What you have to do:
Your task is to copy every line of this material exactly.

(Dataset entries)
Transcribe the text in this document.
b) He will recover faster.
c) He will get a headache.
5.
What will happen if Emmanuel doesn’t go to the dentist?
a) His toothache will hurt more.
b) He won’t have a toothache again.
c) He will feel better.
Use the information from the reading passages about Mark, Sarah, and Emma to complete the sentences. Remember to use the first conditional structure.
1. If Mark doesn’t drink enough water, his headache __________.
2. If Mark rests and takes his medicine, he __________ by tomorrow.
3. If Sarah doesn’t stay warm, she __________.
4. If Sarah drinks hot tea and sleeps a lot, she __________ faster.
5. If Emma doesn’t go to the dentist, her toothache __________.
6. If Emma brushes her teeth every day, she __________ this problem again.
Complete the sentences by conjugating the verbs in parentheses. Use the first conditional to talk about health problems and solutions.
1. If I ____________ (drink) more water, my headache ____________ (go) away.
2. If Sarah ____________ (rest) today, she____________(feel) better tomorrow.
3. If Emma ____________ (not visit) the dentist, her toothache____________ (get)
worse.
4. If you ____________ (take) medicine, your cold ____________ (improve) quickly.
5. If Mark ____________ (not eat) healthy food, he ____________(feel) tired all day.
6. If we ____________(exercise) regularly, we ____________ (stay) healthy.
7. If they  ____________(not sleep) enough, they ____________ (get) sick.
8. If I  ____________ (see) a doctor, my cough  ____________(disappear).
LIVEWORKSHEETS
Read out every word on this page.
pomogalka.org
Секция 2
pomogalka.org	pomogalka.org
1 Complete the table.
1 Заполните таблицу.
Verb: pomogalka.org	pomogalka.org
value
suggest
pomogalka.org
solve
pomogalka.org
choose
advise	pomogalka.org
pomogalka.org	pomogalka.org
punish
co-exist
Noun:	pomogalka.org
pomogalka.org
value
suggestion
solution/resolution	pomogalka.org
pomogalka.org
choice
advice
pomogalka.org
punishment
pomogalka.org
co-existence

Answer to the exercise:
Transcribe the text in this document.
b) He will recover faster.
c) He will get a headache.
5.
What will happen if Emmanuel doesn’t go to the dentist?
a) His toothache will hurt more.
b) He won’t have a toothache again.
c) He will feel better.
Use the information from the reading passages about Mark, Sarah, and Emma to complete the sentences. Remember to use the first conditional structure.
1. If Mark doesn’t drink enough water, his headache __________.
2. If Mark rests and takes his medicine, he __________ by tomorrow.
3. If Sarah doesn’t stay warm, she __________.
4. If Sarah drinks hot tea and sleeps a lot, she __________ faster.
5. If Emma doesn’t go to the dentist, her toothache __________.
6. If Emma brushes her teeth every day, she __________ this problem again.
Complete the sentences by conjugating the verbs in parentheses. Use the first conditional to talk about health problems and solutions.
1. If I ____________ (drink) more water, my headache ____________ (go) away.
2. If Sarah ____________ (rest) today, she____________(feel) better tomorrow.
3. If Emma ____________ (not visit) the dentist, her toothache____________ (get)
worse.
4. If you ____________ (take) medicine, your cold ____________ (improve) quickly.
5. If Mark ____________ (not eat) healthy food, he ____________(feel) tired all day.
6. If we ____________(exercise) regularly, we ____________ (stay) healthy.
7. If they  ____________(not sleep) enough, they ____________ (get) sick.
8. If I  ____________ (see) a doctor, my cough  ____________(disappear).
LIVEWORKSHEETS
Read out every word on this page.
pomogalka.org
Секция 2
pomogalka.org	pomogalka.org
1 Complete the table.
1 Заполните таблицу.
Verb: pomogalka.org	pomogalka.org
value
suggest
pomogalka.org
solve
pomogalka.org
choose
advise	pomogalka.org
pomogalka.org	pomogalka.org
punish
co-exist
Noun:	pomogalka.org
pomogalka.org
value
suggestion
solution/resolution	pomogalka.org
pomogalka.org
choice
advice
pomogalka.org
punishment
pomogalka.org
co-existence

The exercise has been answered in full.